## Begin Selected passage
Somewhat contrary to what my colleagues and I often hear from our clients, a recently released report indicates increased overall satisfaction among homeowners who filed a property damage claim, according to the J.D. Power 2014 Property Claims Satisfaction Study released this week.1

While it has been over 23 months since Superstorm Sandy hit the Northeast, its effects are still being felt in the insurance industry, where customers are expressing their relative dissatisfaction with the claims process. Satisfaction among those who filed a claim for damage caused by Superstorm Sandy averages just 830 in 2014, down from 846 among Sandy-related claimants surveyed shortly after the storm. Overall, however, satisfaction among homeowners insurance customers who filed a property claim between April 2012 and January 2014 averages 840 (on a 1,000-point scale)—up from 836 in the 2013 study.
## End Selected passage
## Begin Entries supplied
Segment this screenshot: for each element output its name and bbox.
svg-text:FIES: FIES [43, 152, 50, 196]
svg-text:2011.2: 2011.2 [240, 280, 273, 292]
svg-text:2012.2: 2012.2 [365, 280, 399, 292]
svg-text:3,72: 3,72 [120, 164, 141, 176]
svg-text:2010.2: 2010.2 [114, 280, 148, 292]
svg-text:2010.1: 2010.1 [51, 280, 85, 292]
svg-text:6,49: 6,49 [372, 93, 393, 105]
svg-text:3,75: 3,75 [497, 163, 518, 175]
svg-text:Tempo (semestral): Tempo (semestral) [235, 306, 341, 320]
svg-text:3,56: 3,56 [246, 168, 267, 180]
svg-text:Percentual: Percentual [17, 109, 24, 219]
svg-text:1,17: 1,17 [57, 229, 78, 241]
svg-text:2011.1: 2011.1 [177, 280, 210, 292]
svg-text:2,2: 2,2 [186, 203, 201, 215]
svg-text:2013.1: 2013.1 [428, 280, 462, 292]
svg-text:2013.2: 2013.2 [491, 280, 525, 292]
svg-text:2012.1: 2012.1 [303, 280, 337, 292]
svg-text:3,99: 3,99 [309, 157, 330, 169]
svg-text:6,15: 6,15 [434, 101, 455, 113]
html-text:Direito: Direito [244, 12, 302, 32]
## End Entries supplied
## Begin Entries supplied
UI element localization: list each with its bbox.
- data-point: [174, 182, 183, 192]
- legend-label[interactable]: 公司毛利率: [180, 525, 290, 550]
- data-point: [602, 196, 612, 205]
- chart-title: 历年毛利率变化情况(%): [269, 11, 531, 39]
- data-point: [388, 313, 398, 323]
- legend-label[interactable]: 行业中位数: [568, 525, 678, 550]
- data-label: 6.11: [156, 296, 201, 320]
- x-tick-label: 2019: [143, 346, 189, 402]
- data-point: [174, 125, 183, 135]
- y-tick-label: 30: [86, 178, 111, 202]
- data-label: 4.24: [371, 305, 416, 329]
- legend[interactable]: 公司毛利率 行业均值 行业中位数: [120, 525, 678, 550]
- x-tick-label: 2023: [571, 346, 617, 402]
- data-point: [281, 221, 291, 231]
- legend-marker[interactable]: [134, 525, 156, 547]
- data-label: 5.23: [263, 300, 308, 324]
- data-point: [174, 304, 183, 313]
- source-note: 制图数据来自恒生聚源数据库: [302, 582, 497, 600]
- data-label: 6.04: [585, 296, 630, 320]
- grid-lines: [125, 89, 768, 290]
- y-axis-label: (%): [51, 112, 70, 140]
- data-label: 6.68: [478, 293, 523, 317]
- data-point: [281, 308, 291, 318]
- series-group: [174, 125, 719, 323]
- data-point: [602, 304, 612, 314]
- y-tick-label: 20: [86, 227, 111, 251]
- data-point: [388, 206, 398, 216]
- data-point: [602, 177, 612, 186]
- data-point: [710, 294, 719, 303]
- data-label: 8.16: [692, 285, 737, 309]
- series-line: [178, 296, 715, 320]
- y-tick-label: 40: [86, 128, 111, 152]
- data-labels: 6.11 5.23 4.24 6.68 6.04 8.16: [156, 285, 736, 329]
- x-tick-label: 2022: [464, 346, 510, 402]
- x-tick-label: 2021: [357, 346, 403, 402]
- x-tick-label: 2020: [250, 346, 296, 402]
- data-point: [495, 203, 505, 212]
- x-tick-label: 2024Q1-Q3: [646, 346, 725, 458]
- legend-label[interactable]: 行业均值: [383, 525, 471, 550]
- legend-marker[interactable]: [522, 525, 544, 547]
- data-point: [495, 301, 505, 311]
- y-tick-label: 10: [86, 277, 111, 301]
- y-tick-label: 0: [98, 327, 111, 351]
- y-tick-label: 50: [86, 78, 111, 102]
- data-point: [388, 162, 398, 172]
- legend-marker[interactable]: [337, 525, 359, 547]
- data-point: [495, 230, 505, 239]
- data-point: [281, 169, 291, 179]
## End Entries supplied
## Begin Entries supplied
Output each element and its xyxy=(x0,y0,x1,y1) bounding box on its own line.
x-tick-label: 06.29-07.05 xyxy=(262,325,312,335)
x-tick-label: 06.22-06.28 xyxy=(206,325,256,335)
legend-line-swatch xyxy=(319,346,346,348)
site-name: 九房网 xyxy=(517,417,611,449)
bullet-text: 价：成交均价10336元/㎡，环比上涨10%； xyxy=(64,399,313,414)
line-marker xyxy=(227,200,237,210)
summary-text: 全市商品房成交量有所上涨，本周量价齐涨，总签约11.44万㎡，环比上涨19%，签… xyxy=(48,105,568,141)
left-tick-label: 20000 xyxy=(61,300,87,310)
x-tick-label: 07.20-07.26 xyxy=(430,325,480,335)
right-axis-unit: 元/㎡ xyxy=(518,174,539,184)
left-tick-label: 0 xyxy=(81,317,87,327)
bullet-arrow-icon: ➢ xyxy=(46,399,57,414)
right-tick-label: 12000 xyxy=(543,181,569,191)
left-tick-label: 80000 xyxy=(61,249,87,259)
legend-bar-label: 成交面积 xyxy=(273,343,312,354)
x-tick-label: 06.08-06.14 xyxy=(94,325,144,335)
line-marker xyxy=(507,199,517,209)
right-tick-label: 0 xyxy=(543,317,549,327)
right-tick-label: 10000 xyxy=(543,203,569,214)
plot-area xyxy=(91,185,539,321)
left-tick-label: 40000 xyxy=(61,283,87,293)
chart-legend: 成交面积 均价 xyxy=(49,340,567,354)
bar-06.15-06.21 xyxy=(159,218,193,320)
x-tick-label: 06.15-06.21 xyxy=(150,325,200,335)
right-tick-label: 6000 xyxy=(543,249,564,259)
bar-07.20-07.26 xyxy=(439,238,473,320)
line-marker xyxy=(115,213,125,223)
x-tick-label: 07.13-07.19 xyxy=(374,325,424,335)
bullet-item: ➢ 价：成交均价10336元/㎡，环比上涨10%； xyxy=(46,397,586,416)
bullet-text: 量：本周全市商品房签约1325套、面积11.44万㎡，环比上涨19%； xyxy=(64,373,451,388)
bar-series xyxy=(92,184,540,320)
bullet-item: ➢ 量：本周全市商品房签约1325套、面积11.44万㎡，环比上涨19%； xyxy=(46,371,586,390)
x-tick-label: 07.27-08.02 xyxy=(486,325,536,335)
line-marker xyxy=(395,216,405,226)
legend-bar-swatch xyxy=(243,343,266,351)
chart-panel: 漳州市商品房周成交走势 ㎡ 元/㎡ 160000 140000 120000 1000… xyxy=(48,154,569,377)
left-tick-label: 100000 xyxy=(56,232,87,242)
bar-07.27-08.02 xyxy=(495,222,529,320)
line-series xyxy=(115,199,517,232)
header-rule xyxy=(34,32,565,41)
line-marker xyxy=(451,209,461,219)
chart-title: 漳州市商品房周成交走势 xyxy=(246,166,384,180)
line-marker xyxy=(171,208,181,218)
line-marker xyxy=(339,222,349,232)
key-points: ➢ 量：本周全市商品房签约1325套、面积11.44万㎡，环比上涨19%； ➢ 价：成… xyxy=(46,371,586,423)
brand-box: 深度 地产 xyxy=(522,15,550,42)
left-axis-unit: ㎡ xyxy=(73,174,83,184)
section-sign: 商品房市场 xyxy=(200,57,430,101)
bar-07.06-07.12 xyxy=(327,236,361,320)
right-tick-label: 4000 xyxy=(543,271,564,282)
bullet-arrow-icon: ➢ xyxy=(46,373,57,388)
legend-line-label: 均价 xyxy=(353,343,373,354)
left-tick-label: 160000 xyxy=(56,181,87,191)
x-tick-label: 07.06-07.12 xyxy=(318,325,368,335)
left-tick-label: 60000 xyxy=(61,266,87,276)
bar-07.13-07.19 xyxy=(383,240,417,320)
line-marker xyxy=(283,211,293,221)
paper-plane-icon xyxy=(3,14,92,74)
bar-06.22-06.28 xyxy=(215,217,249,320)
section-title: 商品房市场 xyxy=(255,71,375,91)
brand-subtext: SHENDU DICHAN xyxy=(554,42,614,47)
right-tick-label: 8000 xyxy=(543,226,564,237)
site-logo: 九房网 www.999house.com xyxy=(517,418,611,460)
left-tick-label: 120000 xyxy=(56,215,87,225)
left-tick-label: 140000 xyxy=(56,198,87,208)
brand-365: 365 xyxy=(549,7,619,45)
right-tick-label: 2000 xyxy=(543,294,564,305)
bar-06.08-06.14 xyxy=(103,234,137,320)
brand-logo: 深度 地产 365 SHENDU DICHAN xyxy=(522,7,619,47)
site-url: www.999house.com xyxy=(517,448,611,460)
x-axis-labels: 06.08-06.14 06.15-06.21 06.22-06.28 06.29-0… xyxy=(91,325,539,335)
## End Entries supplied
[Required tasks]
A: Repeat everything from "Somewhat contrary to" down to "the 2013 study." in the passage on homeowner claims satisfaction.
B: Using the passage on homeowner claims satisfaction, answer these:
(i) Which report does the passage cite?
(ii) What is the 2014 average satisfaction among those who filed a claim for Superstorm Sandy damage?
(iii) What was the overall satisfaction average in the 2013 study?

[Complete answers]
A:
Somewhat contrary to what my colleagues and I often hear from our clients, a recently released report indicates increased overall satisfaction among homeowners who filed a property damage claim, according to the J.D. Power 2014 Property Claims Satisfaction Study released this week.1

While it has been over 23 months since Superstorm Sandy hit the Northeast, its effects are still being felt in the insurance industry, where customers are expressing their relative dissatisfaction with the claims process. Satisfaction among those who filed a claim for damage caused by Superstorm Sandy averages just 830 in 2014, down from 846 among Sandy-related claimants surveyed shortly after the storm. Overall, however, satisfaction among homeowners insurance customers who filed a property claim between April 2012 and January 2014 averages 840 (on a 1,000-point scale)—up from 836 in the 2013 study.

B:
(i) The J.D. Power 2014 Property Claims Satisfaction Study
(ii) 830
(iii) 836